REQUIRED TASK: Print every entry exactly as written.

Items from a dataset:

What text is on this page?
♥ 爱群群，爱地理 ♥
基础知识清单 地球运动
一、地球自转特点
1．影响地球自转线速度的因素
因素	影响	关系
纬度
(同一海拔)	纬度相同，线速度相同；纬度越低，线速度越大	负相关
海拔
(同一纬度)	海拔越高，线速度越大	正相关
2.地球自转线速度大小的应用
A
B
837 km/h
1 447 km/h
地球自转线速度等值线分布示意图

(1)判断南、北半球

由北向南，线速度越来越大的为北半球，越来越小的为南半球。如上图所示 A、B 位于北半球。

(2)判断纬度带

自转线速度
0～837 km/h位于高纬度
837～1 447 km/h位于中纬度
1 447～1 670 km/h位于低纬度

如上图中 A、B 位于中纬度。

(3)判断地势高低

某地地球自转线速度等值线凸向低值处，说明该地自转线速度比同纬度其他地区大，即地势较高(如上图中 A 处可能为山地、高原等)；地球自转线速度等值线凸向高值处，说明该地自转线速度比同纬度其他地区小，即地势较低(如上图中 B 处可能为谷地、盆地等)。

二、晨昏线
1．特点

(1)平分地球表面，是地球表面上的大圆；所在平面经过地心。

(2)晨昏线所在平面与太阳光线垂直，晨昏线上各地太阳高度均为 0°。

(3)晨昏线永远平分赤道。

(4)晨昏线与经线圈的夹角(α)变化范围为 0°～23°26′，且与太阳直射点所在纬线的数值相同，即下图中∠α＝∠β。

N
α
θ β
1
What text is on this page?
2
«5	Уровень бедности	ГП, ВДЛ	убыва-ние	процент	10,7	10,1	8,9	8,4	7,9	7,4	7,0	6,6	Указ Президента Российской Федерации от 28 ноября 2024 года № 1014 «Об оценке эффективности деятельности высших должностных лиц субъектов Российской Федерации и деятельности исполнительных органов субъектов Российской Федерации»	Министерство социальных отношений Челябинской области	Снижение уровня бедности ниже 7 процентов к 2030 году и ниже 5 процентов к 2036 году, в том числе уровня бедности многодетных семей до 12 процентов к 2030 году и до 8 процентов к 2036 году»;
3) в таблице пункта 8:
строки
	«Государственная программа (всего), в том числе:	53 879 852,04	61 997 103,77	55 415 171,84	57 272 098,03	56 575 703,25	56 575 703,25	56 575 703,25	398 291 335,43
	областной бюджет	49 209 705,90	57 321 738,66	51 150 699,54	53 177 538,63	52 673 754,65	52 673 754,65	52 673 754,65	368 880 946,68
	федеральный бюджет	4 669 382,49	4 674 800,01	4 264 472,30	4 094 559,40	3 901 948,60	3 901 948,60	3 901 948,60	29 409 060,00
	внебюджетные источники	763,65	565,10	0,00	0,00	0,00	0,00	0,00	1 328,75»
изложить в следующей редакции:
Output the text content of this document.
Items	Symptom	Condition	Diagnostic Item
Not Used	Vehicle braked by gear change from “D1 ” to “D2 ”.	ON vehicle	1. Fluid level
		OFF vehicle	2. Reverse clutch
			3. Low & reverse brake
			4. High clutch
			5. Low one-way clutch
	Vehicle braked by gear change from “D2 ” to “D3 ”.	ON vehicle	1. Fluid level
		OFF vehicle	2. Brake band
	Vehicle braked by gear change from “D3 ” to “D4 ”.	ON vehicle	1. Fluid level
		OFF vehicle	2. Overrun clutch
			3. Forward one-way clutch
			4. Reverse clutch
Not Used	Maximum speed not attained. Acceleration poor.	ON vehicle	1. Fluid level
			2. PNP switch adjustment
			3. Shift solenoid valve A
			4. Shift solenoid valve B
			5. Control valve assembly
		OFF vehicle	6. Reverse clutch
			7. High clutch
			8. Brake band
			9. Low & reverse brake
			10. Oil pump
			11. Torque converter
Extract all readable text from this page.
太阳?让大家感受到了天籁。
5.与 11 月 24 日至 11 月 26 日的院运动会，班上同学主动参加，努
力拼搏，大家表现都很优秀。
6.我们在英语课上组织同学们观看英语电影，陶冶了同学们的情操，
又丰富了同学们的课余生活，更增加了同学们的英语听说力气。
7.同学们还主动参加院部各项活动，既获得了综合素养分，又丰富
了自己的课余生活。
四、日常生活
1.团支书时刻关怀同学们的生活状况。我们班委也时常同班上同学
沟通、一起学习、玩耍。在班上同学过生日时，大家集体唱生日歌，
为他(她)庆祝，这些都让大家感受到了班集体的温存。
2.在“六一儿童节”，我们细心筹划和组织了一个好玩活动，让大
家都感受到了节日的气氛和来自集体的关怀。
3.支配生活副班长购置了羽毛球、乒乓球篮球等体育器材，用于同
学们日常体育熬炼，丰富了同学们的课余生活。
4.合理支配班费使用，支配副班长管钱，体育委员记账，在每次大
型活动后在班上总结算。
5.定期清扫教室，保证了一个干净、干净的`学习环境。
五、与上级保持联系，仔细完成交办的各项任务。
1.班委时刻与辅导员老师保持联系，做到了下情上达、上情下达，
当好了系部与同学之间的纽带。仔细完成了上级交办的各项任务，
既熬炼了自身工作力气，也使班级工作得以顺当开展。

ANSWER FOR THE TASK:
What text is on this page?
♥ 爱群群，爱地理 ♥
基础知识清单 地球运动
一、地球自转特点
1．影响地球自转线速度的因素
因素	影响	关系
纬度
(同一海拔)	纬度相同，线速度相同；纬度越低，线速度越大	负相关
海拔
(同一纬度)	海拔越高，线速度越大	正相关
2.地球自转线速度大小的应用
A
B
837 km/h
1 447 km/h
地球自转线速度等值线分布示意图

(1)判断南、北半球

由北向南，线速度越来越大的为北半球，越来越小的为南半球。如上图所示 A、B 位于北半球。

(2)判断纬度带

自转线速度
0～837 km/h位于高纬度
837～1 447 km/h位于中纬度
1 447～1 670 km/h位于低纬度

如上图中 A、B 位于中纬度。

(3)判断地势高低

某地地球自转线速度等值线凸向低值处，说明该地自转线速度比同纬度其他地区大，即地势较高(如上图中 A 处可能为山地、高原等)；地球自转线速度等值线凸向高值处，说明该地自转线速度比同纬度其他地区小，即地势较低(如上图中 B 处可能为谷地、盆地等)。

二、晨昏线
1．特点

(1)平分地球表面，是地球表面上的大圆；所在平面经过地心。

(2)晨昏线所在平面与太阳光线垂直，晨昏线上各地太阳高度均为 0°。

(3)晨昏线永远平分赤道。

(4)晨昏线与经线圈的夹角(α)变化范围为 0°～23°26′，且与太阳直射点所在纬线的数值相同，即下图中∠α＝∠β。

N
α
θ β
1
What text is on this page?
2
«5	Уровень бедности	ГП, ВДЛ	убыва-ние	процент	10,7	10,1	8,9	8,4	7,9	7,4	7,0	6,6	Указ Президента Российской Федерации от 28 ноября 2024 года № 1014 «Об оценке эффективности деятельности высших должностных лиц субъектов Российской Федерации и деятельности исполнительных органов субъектов Российской Федерации»	Министерство социальных отношений Челябинской области	Снижение уровня бедности ниже 7 процентов к 2030 году и ниже 5 процентов к 2036 году, в том числе уровня бедности многодетных семей до 12 процентов к 2030 году и до 8 процентов к 2036 году»;
3) в таблице пункта 8:
строки
	«Государственная программа (всего), в том числе:	53 879 852,04	61 997 103,77	55 415 171,84	57 272 098,03	56 575 703,25	56 575 703,25	56 575 703,25	398 291 335,43
	областной бюджет	49 209 705,90	57 321 738,66	51 150 699,54	53 177 538,63	52 673 754,65	52 673 754,65	52 673 754,65	368 880 946,68
	федеральный бюджет	4 669 382,49	4 674 800,01	4 264 472,30	4 094 559,40	3 901 948,60	3 901 948,60	3 901 948,60	29 409 060,00
	внебюджетные источники	763,65	565,10	0,00	0,00	0,00	0,00	0,00	1 328,75»
изложить в следующей редакции:
Output the text content of this document.
Items	Symptom	Condition	Diagnostic Item
Not Used	Vehicle braked by gear change from “D1 ” to “D2 ”.	ON vehicle	1. Fluid level
		OFF vehicle	2. Reverse clutch
			3. Low & reverse brake
			4. High clutch
			5. Low one-way clutch
	Vehicle braked by gear change from “D2 ” to “D3 ”.	ON vehicle	1. Fluid level
		OFF vehicle	2. Brake band
	Vehicle braked by gear change from “D3 ” to “D4 ”.	ON vehicle	1. Fluid level
		OFF vehicle	2. Overrun clutch
			3. Forward one-way clutch
			4. Reverse clutch
Not Used	Maximum speed not attained. Acceleration poor.	ON vehicle	1. Fluid level
			2. PNP switch adjustment
			3. Shift solenoid valve A
			4. Shift solenoid valve B
			5. Control valve assembly
		OFF vehicle	6. Reverse clutch
			7. High clutch
			8. Brake band
			9. Low & reverse brake
			10. Oil pump
			11. Torque converter
Extract all readable text from this page.
太阳?让大家感受到了天籁。
5.与 11 月 24 日至 11 月 26 日的院运动会，班上同学主动参加，努
力拼搏，大家表现都很优秀。
6.我们在英语课上组织同学们观看英语电影，陶冶了同学们的情操，
又丰富了同学们的课余生活，更增加了同学们的英语听说力气。
7.同学们还主动参加院部各项活动，既获得了综合素养分，又丰富
了自己的课余生活。
四、日常生活
1.团支书时刻关怀同学们的生活状况。我们班委也时常同班上同学
沟通、一起学习、玩耍。在班上同学过生日时，大家集体唱生日歌，
为他(她)庆祝，这些都让大家感受到了班集体的温存。
2.在“六一儿童节”，我们细心筹划和组织了一个好玩活动，让大
家都感受到了节日的气氛和来自集体的关怀。
3.支配生活副班长购置了羽毛球、乒乓球篮球等体育器材，用于同
学们日常体育熬炼，丰富了同学们的课余生活。
4.合理支配班费使用，支配副班长管钱，体育委员记账，在每次大
型活动后在班上总结算。
5.定期清扫教室，保证了一个干净、干净的`学习环境。
五、与上级保持联系，仔细完成交办的各项任务。
1.班委时刻与辅导员老师保持联系，做到了下情上达、上情下达，
当好了系部与同学之间的纽带。仔细完成了上级交办的各项任务，
既熬炼了自身工作力气，也使班级工作得以顺当开展。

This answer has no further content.